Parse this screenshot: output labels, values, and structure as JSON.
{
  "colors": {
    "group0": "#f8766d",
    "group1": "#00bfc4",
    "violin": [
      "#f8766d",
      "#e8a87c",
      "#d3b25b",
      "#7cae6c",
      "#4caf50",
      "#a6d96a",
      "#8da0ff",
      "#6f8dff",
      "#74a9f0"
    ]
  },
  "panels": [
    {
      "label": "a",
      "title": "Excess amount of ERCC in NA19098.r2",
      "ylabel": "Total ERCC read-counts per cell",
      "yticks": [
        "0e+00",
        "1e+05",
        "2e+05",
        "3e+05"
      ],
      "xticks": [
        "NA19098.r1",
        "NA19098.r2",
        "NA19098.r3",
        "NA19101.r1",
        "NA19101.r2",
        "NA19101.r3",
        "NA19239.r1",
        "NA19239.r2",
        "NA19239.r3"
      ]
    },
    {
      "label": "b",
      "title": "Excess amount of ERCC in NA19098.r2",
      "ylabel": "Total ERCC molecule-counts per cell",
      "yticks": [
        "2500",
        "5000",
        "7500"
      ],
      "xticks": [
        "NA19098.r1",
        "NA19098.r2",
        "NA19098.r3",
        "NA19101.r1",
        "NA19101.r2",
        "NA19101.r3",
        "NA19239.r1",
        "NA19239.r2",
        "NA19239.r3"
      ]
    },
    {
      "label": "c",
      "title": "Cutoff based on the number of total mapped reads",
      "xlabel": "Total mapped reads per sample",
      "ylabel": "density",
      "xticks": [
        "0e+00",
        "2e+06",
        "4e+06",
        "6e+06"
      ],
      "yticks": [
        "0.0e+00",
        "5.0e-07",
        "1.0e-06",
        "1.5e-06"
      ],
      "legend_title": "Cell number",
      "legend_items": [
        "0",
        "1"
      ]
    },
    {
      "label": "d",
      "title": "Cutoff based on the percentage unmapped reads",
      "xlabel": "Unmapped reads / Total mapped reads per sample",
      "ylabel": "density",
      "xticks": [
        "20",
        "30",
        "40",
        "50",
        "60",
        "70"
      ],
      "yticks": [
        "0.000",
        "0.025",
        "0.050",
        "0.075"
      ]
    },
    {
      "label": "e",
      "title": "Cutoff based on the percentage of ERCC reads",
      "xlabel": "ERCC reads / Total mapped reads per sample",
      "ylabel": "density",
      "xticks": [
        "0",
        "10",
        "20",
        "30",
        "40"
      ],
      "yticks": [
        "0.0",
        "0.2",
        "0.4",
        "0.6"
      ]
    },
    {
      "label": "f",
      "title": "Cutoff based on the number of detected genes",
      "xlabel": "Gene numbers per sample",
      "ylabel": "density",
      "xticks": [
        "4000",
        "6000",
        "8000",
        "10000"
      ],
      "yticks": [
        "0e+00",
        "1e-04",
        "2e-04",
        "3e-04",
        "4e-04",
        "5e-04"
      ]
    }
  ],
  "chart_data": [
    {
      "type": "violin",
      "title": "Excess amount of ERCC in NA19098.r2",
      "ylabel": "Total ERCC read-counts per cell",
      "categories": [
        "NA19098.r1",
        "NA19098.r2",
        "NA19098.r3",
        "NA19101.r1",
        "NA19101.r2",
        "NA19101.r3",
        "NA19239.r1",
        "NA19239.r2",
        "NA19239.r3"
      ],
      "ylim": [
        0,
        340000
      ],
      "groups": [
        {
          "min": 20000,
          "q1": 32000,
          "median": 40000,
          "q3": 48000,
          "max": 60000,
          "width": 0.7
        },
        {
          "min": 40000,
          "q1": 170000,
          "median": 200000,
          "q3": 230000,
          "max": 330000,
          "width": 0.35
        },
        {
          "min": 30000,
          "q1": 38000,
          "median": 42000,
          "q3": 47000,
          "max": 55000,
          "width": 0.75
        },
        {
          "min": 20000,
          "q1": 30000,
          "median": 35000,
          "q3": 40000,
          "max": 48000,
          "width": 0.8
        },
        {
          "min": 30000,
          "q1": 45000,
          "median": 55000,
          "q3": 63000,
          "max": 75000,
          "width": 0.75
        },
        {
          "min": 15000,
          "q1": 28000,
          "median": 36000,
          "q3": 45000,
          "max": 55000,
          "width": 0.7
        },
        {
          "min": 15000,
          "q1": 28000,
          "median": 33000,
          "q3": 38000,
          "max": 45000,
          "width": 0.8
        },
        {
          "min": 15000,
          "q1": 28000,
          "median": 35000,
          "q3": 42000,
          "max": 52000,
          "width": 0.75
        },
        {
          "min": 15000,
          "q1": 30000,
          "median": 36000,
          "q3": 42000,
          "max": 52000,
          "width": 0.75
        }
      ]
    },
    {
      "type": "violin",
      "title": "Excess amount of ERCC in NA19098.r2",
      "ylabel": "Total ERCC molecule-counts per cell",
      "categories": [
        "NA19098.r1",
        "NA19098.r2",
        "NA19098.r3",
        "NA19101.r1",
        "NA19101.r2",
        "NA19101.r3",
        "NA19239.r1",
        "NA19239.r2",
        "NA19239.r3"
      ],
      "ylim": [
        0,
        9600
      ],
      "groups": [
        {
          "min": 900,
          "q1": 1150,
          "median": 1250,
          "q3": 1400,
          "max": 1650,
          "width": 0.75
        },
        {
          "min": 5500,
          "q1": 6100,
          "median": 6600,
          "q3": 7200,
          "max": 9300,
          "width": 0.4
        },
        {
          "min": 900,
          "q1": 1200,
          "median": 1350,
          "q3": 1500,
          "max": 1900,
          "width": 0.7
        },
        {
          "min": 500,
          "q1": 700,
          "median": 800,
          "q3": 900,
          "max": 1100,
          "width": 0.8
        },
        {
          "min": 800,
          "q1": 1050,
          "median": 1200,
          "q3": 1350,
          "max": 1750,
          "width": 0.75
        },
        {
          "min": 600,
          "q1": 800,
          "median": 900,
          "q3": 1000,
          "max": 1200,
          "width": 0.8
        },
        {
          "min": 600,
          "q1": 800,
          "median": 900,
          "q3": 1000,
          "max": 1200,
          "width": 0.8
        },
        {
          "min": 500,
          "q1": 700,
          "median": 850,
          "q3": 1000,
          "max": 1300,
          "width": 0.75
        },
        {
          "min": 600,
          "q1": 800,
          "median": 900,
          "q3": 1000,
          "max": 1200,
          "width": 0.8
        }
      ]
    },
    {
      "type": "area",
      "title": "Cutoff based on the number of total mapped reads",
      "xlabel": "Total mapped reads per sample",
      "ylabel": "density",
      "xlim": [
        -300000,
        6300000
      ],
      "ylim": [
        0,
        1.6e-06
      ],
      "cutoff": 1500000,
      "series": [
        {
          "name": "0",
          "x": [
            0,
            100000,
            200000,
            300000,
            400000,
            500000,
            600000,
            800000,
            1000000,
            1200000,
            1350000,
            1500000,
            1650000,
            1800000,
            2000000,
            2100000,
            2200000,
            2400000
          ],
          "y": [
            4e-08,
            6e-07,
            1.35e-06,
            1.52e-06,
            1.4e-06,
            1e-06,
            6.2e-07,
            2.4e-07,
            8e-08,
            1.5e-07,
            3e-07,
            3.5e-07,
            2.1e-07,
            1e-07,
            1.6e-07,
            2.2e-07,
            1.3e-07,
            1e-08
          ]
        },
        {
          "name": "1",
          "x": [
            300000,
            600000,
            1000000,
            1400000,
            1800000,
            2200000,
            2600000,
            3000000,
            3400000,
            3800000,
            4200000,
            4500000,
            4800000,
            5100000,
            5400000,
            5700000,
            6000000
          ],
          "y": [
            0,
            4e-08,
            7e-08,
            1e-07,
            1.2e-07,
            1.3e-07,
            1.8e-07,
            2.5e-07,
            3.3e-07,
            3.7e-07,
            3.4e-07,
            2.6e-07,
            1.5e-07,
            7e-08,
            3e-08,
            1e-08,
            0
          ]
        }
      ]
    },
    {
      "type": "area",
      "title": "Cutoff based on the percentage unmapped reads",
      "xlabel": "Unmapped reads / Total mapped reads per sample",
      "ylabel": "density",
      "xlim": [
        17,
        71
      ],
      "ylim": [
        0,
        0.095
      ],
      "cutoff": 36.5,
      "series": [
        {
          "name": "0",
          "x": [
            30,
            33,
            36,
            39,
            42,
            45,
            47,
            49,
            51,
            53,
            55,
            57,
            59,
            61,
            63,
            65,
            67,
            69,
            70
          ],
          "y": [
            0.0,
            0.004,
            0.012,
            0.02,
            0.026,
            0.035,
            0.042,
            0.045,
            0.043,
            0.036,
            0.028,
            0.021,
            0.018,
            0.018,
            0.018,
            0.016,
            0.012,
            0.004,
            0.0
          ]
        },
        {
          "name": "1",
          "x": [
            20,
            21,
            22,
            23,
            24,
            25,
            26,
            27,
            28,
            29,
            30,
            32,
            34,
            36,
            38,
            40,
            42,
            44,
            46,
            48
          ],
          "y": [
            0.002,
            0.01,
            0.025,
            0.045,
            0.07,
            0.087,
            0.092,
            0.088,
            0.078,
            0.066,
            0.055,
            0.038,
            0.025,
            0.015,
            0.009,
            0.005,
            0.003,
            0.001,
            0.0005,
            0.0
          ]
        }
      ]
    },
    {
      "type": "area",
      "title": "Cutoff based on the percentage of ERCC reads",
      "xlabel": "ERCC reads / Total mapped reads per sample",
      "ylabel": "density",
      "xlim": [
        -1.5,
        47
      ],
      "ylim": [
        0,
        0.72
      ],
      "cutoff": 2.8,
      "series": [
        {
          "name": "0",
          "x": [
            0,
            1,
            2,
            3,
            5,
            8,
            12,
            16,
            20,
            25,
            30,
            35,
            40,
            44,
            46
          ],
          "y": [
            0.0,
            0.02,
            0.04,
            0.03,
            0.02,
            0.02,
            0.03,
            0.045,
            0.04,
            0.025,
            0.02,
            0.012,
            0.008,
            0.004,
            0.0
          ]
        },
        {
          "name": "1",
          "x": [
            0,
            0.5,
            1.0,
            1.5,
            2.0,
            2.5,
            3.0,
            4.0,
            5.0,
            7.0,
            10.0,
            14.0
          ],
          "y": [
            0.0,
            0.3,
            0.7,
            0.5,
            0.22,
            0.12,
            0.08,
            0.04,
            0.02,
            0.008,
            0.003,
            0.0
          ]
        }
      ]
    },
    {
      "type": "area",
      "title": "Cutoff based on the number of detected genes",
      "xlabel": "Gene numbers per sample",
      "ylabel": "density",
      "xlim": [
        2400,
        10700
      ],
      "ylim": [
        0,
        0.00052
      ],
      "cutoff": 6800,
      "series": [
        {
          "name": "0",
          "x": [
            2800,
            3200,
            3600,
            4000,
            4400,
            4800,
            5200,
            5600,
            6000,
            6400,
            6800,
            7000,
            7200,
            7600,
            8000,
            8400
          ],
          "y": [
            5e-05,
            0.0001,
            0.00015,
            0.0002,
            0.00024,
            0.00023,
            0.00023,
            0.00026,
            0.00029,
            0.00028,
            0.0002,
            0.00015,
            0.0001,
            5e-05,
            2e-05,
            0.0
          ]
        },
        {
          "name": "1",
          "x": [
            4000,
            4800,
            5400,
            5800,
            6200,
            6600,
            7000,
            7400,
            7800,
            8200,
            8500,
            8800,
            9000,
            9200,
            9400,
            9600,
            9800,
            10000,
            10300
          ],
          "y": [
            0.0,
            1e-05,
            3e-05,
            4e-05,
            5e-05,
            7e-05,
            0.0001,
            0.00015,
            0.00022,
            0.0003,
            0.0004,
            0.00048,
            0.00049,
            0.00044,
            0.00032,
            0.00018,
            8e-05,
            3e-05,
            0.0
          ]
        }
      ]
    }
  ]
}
━━━━━━━━━━
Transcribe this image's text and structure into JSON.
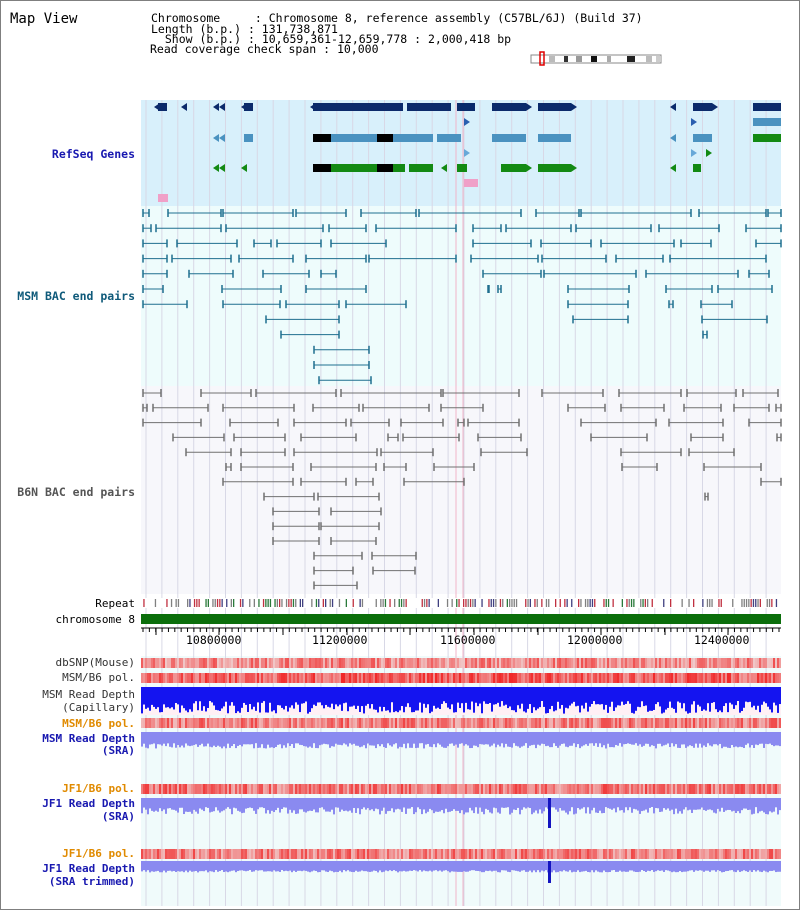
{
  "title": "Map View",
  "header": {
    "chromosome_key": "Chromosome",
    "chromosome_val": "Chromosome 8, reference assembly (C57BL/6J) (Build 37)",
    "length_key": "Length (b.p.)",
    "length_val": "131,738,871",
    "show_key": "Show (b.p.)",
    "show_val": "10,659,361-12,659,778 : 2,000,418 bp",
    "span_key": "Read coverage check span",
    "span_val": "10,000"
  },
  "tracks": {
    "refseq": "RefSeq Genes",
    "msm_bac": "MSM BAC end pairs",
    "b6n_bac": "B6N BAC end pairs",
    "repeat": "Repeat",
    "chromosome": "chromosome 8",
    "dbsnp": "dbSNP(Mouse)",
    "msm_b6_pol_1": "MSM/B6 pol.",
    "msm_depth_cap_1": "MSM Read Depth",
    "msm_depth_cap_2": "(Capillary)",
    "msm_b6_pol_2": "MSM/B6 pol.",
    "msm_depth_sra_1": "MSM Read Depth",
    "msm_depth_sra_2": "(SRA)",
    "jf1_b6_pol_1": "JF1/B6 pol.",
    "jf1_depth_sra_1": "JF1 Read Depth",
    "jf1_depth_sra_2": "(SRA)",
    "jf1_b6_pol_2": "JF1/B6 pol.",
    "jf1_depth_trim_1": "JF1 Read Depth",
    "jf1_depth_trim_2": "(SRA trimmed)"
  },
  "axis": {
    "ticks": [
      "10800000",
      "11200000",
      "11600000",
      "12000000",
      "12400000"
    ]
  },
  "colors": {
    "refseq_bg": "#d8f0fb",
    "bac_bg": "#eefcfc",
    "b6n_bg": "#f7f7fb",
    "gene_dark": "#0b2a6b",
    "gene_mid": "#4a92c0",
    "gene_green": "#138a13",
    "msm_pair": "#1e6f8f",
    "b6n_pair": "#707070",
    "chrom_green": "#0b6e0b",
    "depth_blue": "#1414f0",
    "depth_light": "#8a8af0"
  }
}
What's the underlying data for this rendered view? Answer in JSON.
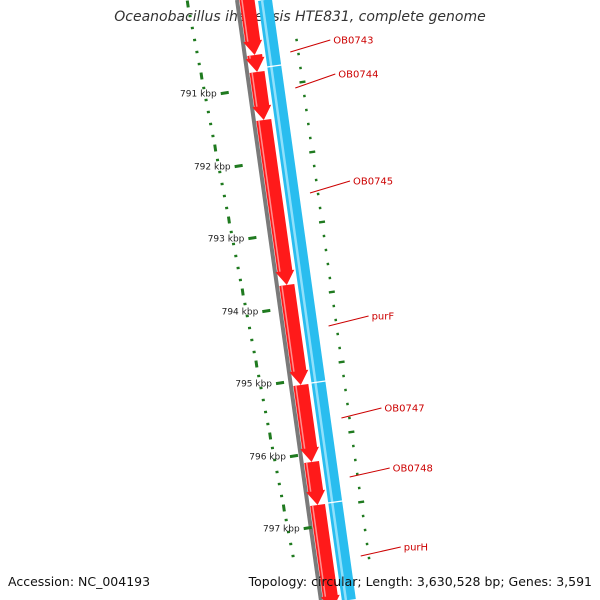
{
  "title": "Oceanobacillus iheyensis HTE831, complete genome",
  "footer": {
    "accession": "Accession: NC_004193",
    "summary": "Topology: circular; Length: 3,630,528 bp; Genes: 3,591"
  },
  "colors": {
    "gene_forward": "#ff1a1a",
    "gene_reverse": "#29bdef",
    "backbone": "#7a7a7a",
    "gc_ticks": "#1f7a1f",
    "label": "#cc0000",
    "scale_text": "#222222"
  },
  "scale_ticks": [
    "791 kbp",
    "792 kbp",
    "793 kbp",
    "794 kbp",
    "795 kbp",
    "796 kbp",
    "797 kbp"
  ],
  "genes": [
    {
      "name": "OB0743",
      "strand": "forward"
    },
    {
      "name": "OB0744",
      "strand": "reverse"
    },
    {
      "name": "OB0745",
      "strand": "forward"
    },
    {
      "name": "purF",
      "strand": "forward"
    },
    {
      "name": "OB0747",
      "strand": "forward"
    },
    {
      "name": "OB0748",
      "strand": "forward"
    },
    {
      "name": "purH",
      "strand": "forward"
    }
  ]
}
━━━━━━━━━━
- What you should do: Filter the entries down to the lines that include the string "this".

- Exercise answer:
Parse this screenshot: output labels, values, and structure as JSON.
Transcribe this image's text and structure into JSON.
What's the underlying data for this rendered view? Answer in JSON.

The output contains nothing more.